Figure data in JSON
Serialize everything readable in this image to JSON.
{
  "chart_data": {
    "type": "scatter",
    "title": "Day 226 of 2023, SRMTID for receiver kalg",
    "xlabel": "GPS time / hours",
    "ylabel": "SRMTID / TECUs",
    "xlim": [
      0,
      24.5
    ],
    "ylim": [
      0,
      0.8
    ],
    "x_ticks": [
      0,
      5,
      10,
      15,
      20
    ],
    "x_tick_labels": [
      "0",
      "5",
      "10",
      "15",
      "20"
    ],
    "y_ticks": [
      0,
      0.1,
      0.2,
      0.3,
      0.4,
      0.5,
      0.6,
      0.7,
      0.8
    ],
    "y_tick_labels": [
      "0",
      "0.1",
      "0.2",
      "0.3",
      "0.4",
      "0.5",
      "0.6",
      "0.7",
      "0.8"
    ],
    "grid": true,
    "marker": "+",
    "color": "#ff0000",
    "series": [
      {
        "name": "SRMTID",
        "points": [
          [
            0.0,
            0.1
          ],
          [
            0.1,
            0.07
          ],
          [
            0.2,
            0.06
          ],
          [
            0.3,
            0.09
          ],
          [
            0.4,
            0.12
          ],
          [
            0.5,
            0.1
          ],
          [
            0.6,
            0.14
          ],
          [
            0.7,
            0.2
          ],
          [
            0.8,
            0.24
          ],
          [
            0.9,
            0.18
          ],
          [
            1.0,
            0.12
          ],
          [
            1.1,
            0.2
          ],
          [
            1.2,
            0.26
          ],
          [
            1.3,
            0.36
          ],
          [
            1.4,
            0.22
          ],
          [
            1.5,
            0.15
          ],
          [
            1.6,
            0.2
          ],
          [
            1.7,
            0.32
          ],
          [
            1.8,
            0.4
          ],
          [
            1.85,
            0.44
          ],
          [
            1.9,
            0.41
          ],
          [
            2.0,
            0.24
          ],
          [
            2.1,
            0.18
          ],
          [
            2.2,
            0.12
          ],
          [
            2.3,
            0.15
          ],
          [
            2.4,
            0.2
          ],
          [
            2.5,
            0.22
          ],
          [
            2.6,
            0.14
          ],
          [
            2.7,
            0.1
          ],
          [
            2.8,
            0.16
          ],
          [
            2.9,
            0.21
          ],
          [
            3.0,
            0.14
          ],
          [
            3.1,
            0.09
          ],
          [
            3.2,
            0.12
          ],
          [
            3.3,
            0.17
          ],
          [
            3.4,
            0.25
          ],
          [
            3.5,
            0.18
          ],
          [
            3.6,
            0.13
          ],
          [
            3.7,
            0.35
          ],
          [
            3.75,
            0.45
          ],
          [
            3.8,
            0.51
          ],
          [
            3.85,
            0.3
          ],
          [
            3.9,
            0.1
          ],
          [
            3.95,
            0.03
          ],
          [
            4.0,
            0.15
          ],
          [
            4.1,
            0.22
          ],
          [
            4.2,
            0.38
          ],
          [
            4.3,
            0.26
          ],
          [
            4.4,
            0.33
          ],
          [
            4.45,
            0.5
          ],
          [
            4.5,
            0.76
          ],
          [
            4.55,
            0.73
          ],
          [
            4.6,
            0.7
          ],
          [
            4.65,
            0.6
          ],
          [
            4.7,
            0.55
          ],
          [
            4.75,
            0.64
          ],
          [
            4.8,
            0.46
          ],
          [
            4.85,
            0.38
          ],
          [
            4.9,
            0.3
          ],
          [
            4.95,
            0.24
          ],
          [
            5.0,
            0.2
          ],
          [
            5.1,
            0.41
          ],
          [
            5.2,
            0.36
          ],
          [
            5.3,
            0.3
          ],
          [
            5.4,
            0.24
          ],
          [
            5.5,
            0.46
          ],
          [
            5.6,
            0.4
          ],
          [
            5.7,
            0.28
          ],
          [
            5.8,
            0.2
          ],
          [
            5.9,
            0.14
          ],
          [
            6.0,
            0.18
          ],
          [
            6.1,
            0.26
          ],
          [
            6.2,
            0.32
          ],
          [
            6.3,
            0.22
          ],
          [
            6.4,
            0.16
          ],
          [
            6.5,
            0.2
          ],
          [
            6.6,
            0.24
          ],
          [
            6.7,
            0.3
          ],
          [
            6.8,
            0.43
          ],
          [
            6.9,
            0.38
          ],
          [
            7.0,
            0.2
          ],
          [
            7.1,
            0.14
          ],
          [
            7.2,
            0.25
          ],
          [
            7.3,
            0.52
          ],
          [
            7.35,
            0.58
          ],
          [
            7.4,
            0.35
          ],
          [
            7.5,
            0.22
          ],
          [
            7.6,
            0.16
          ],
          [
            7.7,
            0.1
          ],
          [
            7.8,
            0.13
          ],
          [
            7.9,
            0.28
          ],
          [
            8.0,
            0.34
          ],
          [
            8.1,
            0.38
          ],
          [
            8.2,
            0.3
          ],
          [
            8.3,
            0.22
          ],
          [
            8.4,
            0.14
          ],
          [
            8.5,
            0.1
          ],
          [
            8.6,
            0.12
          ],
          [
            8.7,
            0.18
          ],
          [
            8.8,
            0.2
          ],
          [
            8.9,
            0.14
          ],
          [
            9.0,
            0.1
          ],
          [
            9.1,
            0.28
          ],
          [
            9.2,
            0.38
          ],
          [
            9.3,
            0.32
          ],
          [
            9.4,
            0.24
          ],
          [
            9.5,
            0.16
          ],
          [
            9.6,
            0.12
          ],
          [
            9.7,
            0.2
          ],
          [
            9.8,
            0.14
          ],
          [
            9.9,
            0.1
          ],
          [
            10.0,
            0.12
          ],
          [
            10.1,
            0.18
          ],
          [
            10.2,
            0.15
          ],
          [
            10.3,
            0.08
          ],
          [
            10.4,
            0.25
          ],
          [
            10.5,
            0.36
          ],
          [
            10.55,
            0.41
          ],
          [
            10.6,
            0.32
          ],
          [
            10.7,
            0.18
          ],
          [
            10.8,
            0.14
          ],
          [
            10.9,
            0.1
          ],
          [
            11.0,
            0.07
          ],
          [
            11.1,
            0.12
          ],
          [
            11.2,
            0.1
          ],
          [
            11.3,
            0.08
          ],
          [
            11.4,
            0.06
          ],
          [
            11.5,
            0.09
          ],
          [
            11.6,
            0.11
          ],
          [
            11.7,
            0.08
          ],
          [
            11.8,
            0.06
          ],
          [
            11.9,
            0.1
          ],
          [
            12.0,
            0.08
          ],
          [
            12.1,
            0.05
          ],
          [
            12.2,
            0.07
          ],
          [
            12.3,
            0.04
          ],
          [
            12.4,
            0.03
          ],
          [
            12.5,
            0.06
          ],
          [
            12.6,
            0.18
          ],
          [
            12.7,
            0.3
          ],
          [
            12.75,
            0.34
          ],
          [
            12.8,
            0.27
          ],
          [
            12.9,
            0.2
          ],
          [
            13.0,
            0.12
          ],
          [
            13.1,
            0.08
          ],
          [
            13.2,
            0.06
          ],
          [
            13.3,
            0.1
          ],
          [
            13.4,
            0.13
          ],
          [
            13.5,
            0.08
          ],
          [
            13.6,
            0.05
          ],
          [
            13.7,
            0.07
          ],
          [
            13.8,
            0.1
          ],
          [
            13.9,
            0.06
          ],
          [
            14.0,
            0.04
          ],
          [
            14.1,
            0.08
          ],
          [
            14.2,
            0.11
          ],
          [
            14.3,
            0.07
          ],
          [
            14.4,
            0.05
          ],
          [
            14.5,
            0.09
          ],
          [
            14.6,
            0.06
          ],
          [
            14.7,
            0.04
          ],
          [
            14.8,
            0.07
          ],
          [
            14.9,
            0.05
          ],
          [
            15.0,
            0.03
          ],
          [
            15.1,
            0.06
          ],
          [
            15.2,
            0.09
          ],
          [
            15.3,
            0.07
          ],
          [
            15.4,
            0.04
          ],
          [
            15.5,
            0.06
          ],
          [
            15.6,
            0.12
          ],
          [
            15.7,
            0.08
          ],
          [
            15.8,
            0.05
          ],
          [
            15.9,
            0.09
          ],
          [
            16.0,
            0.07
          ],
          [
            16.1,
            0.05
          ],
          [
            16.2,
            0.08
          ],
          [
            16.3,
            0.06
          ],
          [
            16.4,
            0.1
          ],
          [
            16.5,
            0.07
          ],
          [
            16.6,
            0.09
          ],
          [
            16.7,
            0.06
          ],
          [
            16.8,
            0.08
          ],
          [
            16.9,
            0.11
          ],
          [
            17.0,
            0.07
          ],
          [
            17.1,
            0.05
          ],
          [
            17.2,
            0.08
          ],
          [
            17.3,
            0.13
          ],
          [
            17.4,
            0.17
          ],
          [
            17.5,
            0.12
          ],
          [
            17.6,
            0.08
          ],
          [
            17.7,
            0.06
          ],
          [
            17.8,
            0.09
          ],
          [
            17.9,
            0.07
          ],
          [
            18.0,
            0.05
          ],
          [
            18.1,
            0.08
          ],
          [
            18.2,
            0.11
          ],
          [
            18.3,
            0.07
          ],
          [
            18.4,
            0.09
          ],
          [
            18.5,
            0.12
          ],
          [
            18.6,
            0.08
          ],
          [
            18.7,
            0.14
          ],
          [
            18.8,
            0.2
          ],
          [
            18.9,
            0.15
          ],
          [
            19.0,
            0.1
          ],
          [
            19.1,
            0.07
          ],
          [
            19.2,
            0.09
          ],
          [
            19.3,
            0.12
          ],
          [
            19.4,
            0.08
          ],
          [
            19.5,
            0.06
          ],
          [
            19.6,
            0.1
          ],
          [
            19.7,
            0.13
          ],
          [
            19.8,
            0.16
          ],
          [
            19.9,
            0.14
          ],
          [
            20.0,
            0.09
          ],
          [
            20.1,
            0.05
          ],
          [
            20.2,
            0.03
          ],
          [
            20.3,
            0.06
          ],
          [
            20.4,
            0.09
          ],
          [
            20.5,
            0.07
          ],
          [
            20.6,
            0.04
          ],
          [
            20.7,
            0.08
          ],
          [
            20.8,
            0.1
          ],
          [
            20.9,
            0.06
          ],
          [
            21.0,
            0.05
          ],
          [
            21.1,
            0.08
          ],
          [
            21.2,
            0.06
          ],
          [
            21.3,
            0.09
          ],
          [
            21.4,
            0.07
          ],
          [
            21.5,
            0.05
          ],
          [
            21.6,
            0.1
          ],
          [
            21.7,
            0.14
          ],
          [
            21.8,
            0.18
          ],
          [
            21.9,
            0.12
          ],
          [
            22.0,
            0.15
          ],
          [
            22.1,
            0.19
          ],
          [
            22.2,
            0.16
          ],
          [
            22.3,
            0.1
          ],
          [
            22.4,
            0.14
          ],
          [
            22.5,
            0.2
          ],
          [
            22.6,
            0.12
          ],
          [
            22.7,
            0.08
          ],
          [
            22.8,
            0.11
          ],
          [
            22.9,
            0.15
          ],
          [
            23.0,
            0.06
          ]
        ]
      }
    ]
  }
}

**WORK INSTRUCTIONS**
From the listing above, copy every line that includes the word "SRMTID".

**SOLVED PROBLEM**
    "title": "Day 226 of 2023, SRMTID for receiver kalg",
    "ylabel": "SRMTID / TECUs",
        "name": "SRMTID",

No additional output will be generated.